Your task is to output the listing word for word, with pictures excluded.

● Data listing
START
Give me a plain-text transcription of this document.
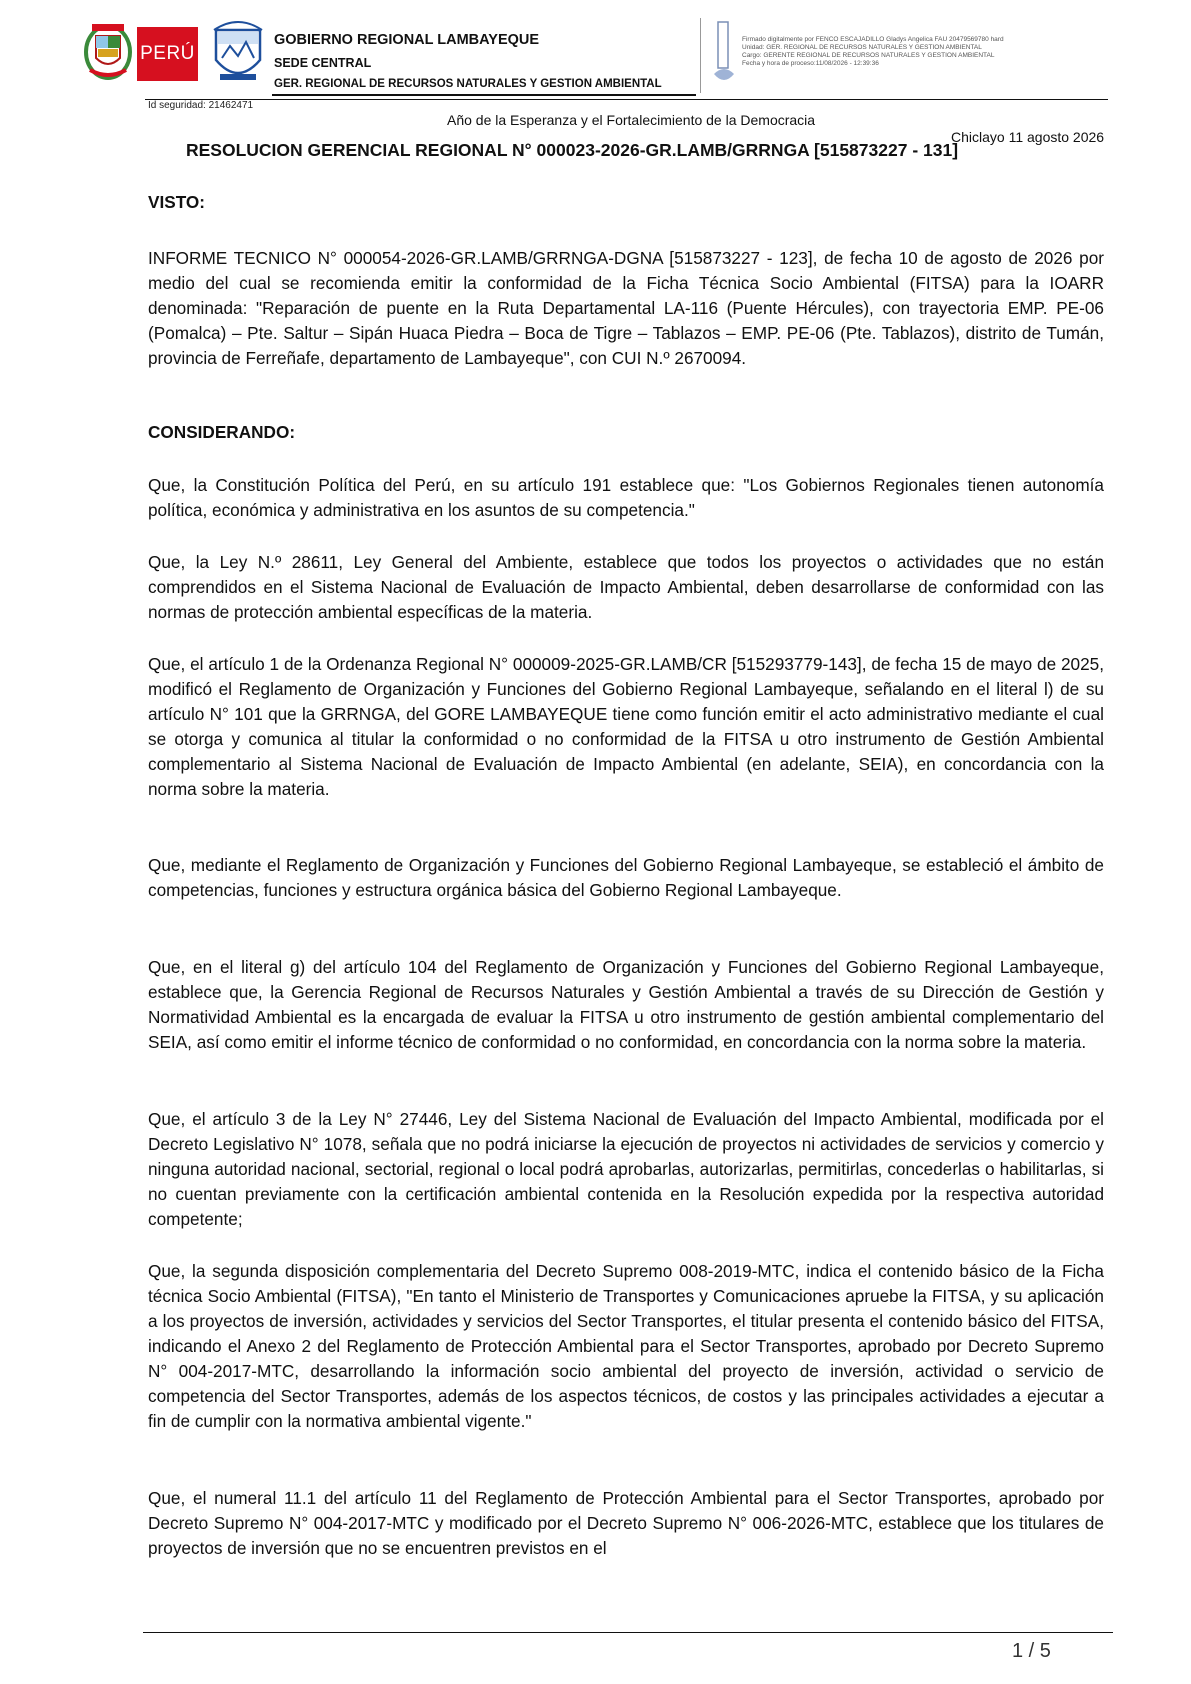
PERÚ
GOBIERNO REGIONAL LAMBAYEQUE
SEDE CENTRAL
GER. REGIONAL DE RECURSOS NATURALES Y GESTION AMBIENTAL
Firmado digitalmente por FENCO ESCAJADILLO Gladys Angelica FAU 20479569780 hard
Unidad: GER. REGIONAL DE RECURSOS NATURALES Y GESTION AMBIENTAL
Cargo: GERENTE REGIONAL DE RECURSOS NATURALES Y GESTION AMBIENTAL
Fecha y hora de proceso:11/08/2026 - 12:39:36
Id seguridad: 21462471
Año de la Esperanza y el Fortalecimiento de la Democracia
Chiclayo 11 agosto 2026
RESOLUCION GERENCIAL REGIONAL N° 000023-2026-GR.LAMB/GRRNGA [515873227 - 131]
VISTO:
INFORME TECNICO N° 000054-2026-GR.LAMB/GRRNGA-DGNA [515873227 - 123], de fecha 10 de agosto de 2026 por medio del cual se recomienda emitir la conformidad de la Ficha Técnica Socio Ambiental (FITSA) para la IOARR denominada: "Reparación de puente en la Ruta Departamental LA-116 (Puente Hércules), con trayectoria EMP. PE-06 (Pomalca) – Pte. Saltur – Sipán Huaca Piedra – Boca de Tigre – Tablazos – EMP. PE-06 (Pte. Tablazos), distrito de Tumán, provincia de Ferreñafe, departamento de Lambayeque", con CUI N.º 2670094.
CONSIDERANDO:
Que, la Constitución Política del Perú, en su artículo 191 establece que: "Los Gobiernos Regionales tienen autonomía política, económica y administrativa en los asuntos de su competencia."
Que, la Ley N.º 28611, Ley General del Ambiente, establece que todos los proyectos o actividades que no están comprendidos en el Sistema Nacional de Evaluación de Impacto Ambiental, deben desarrollarse de conformidad con las normas de protección ambiental específicas de la materia.
Que, el artículo 1 de la Ordenanza Regional N° 000009-2025-GR.LAMB/CR [515293779-143], de fecha 15 de mayo de 2025, modificó el Reglamento de Organización y Funciones del Gobierno Regional Lambayeque, señalando en el literal l) de su artículo N° 101 que la GRRNGA, del GORE LAMBAYEQUE tiene como función emitir el acto administrativo mediante el cual se otorga y comunica al titular la conformidad o no conformidad de la FITSA u otro instrumento de Gestión Ambiental complementario al Sistema Nacional de Evaluación de Impacto Ambiental (en adelante, SEIA), en concordancia con la norma sobre la materia.
Que, mediante el Reglamento de Organización y Funciones del Gobierno Regional Lambayeque, se estableció el ámbito de competencias, funciones y estructura orgánica básica del Gobierno Regional Lambayeque.
Que, en el literal g) del artículo 104 del Reglamento de Organización y Funciones del Gobierno Regional Lambayeque, establece que, la Gerencia Regional de Recursos Naturales y Gestión Ambiental a través de su Dirección de Gestión y Normatividad Ambiental es la encargada de evaluar la FITSA u otro instrumento de gestión ambiental complementario del SEIA, así como emitir el informe técnico de conformidad o no conformidad, en concordancia con la norma sobre la materia.
Que, el artículo 3 de la Ley N° 27446, Ley del Sistema Nacional de Evaluación del Impacto Ambiental, modificada por el Decreto Legislativo N° 1078, señala que no podrá iniciarse la ejecución de proyectos ni actividades de servicios y comercio y ninguna autoridad nacional, sectorial, regional o local podrá aprobarlas, autorizarlas, permitirlas, concederlas o habilitarlas, si no cuentan previamente con la certificación ambiental contenida en la Resolución expedida por la respectiva autoridad competente;
Que, la segunda disposición complementaria del Decreto Supremo 008-2019-MTC, indica el contenido básico de la Ficha técnica Socio Ambiental (FITSA), "En tanto el Ministerio de Transportes y Comunicaciones apruebe la FITSA, y su aplicación a los proyectos de inversión, actividades y servicios del Sector Transportes, el titular presenta el contenido básico del FITSA, indicando el Anexo 2 del Reglamento de Protección Ambiental para el Sector Transportes, aprobado por Decreto Supremo N° 004-2017-MTC, desarrollando la información socio ambiental del proyecto de inversión, actividad o servicio de competencia del Sector Transportes, además de los aspectos técnicos, de costos y las principales actividades a ejecutar a fin de cumplir con la normativa ambiental vigente."
Que, el numeral 11.1 del artículo 11 del Reglamento de Protección Ambiental para el Sector Transportes, aprobado por Decreto Supremo N° 004-2017-MTC y modificado por el Decreto Supremo N° 006-2026-MTC, establece que los titulares de proyectos de inversión que no se encuentren previstos en el
1 / 5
END
● The reply
Give me a plain-text transcription of this document.
PERÚ
GOBIERNO REGIONAL LAMBAYEQUE
SEDE CENTRAL
GER. REGIONAL DE RECURSOS NATURALES Y GESTION AMBIENTAL
Firmado digitalmente por FENCO ESCAJADILLO Gladys Angelica FAU 20479569780 hard
Unidad: GER. REGIONAL DE RECURSOS NATURALES Y GESTION AMBIENTAL
Cargo: GERENTE REGIONAL DE RECURSOS NATURALES Y GESTION AMBIENTAL
Fecha y hora de proceso:11/08/2026 - 12:39:36
Id seguridad: 21462471
Año de la Esperanza y el Fortalecimiento de la Democracia
Chiclayo 11 agosto 2026
RESOLUCION GERENCIAL REGIONAL N° 000023-2026-GR.LAMB/GRRNGA [515873227 - 131]
VISTO:
INFORME TECNICO N° 000054-2026-GR.LAMB/GRRNGA-DGNA [515873227 - 123], de fecha 10 de agosto de 2026 por medio del cual se recomienda emitir la conformidad de la Ficha Técnica Socio Ambiental (FITSA) para la IOARR denominada: "Reparación de puente en la Ruta Departamental LA-116 (Puente Hércules), con trayectoria EMP. PE-06 (Pomalca) – Pte. Saltur – Sipán Huaca Piedra – Boca de Tigre – Tablazos – EMP. PE-06 (Pte. Tablazos), distrito de Tumán, provincia de Ferreñafe, departamento de Lambayeque", con CUI N.º 2670094.
CONSIDERANDO:
Que, la Constitución Política del Perú, en su artículo 191 establece que: "Los Gobiernos Regionales tienen autonomía política, económica y administrativa en los asuntos de su competencia."
Que, la Ley N.º 28611, Ley General del Ambiente, establece que todos los proyectos o actividades que no están comprendidos en el Sistema Nacional de Evaluación de Impacto Ambiental, deben desarrollarse de conformidad con las normas de protección ambiental específicas de la materia.
Que, el artículo 1 de la Ordenanza Regional N° 000009-2025-GR.LAMB/CR [515293779-143], de fecha 15 de mayo de 2025, modificó el Reglamento de Organización y Funciones del Gobierno Regional Lambayeque, señalando en el literal l) de su artículo N° 101 que la GRRNGA, del GORE LAMBAYEQUE tiene como función emitir el acto administrativo mediante el cual se otorga y comunica al titular la conformidad o no conformidad de la FITSA u otro instrumento de Gestión Ambiental complementario al Sistema Nacional de Evaluación de Impacto Ambiental (en adelante, SEIA), en concordancia con la norma sobre la materia.
Que, mediante el Reglamento de Organización y Funciones del Gobierno Regional Lambayeque, se estableció el ámbito de competencias, funciones y estructura orgánica básica del Gobierno Regional Lambayeque.
Que, en el literal g) del artículo 104 del Reglamento de Organización y Funciones del Gobierno Regional Lambayeque, establece que, la Gerencia Regional de Recursos Naturales y Gestión Ambiental a través de su Dirección de Gestión y Normatividad Ambiental es la encargada de evaluar la FITSA u otro instrumento de gestión ambiental complementario del SEIA, así como emitir el informe técnico de conformidad o no conformidad, en concordancia con la norma sobre la materia.
Que, el artículo 3 de la Ley N° 27446, Ley del Sistema Nacional de Evaluación del Impacto Ambiental, modificada por el Decreto Legislativo N° 1078, señala que no podrá iniciarse la ejecución de proyectos ni actividades de servicios y comercio y ninguna autoridad nacional, sectorial, regional o local podrá aprobarlas, autorizarlas, permitirlas, concederlas o habilitarlas, si no cuentan previamente con la certificación ambiental contenida en la Resolución expedida por la respectiva autoridad competente;
Que, la segunda disposición complementaria del Decreto Supremo 008-2019-MTC, indica el contenido básico de la Ficha técnica Socio Ambiental (FITSA), "En tanto el Ministerio de Transportes y Comunicaciones apruebe la FITSA, y su aplicación a los proyectos de inversión, actividades y servicios del Sector Transportes, el titular presenta el contenido básico del FITSA, indicando el Anexo 2 del Reglamento de Protección Ambiental para el Sector Transportes, aprobado por Decreto Supremo N° 004-2017-MTC, desarrollando la información socio ambiental del proyecto de inversión, actividad o servicio de competencia del Sector Transportes, además de los aspectos técnicos, de costos y las principales actividades a ejecutar a fin de cumplir con la normativa ambiental vigente."
Que, el numeral 11.1 del artículo 11 del Reglamento de Protección Ambiental para el Sector Transportes, aprobado por Decreto Supremo N° 004-2017-MTC y modificado por el Decreto Supremo N° 006-2026-MTC, establece que los titulares de proyectos de inversión que no se encuentren previstos en el
1 / 5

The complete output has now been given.